## EXERCISE DIRECTIONS
Go through the records and copy each line where the word "Average" occurs.

## GIVEN RECORDS
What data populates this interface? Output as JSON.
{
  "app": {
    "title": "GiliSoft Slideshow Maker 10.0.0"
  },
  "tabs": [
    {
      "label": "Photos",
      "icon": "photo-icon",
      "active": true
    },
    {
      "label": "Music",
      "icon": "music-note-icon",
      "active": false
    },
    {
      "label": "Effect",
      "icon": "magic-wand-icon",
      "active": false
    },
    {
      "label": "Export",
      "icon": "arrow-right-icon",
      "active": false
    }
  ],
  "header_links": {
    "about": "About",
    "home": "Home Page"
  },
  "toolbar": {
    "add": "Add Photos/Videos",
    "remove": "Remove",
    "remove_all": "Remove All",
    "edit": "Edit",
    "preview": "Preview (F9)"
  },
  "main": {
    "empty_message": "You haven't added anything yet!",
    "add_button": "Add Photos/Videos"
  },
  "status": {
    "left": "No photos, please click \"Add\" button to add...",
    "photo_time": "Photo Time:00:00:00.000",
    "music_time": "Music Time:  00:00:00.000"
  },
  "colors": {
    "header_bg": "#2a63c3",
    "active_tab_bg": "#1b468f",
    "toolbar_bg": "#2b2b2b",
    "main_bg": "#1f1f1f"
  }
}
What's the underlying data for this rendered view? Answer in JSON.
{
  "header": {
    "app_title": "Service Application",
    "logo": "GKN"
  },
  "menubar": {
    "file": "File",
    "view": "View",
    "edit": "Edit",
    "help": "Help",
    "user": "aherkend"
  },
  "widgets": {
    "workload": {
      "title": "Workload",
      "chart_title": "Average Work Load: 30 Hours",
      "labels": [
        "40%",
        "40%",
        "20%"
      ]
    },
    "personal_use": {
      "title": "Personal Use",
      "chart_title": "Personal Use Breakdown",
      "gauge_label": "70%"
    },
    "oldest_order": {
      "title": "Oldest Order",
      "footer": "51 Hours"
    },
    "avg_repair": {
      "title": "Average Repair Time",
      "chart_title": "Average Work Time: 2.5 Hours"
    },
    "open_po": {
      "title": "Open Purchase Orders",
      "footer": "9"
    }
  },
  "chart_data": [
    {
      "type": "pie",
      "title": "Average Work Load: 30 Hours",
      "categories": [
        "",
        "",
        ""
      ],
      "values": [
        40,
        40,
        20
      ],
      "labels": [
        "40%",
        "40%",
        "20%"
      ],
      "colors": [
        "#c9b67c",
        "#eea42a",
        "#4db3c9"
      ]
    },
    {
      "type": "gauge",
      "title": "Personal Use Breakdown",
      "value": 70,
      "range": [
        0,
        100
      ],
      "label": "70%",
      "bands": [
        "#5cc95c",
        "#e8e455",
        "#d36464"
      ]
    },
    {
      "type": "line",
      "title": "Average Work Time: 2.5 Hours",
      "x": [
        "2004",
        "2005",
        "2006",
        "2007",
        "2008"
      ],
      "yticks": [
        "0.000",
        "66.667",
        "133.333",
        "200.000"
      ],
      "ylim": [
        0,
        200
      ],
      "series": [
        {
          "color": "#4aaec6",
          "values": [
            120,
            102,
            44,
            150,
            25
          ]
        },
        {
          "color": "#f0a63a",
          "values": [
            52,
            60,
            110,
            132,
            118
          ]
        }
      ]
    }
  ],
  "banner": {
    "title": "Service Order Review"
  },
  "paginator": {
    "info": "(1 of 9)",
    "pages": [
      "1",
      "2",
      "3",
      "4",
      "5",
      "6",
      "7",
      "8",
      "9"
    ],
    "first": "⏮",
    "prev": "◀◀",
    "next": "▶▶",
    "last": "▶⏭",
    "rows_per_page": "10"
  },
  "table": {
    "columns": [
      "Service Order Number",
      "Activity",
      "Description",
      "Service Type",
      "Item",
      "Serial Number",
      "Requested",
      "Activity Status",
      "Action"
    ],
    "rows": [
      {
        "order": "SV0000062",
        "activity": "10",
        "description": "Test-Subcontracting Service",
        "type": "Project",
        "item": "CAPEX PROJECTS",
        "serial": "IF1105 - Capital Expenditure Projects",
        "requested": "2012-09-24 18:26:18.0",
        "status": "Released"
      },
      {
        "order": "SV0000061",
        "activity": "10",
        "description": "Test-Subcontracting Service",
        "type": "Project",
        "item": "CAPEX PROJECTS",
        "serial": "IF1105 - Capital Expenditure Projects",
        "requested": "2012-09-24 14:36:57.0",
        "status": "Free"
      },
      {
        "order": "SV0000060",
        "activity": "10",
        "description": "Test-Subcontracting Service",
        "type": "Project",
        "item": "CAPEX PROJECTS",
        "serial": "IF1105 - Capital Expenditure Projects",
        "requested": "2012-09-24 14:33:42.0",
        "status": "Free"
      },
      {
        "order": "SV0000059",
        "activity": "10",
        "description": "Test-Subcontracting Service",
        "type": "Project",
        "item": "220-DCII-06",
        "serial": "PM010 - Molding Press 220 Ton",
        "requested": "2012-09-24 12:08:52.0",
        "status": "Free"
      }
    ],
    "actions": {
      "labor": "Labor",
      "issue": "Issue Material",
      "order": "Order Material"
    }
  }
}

## TASK SOLUTION
      "chart_title": "Average Work Load: 30 Hours",
      "title": "Average Repair Time",
      "chart_title": "Average Work Time: 2.5 Hours"
      "title": "Average Work Load: 30 Hours",
      "title": "Average Work Time: 2.5 Hours",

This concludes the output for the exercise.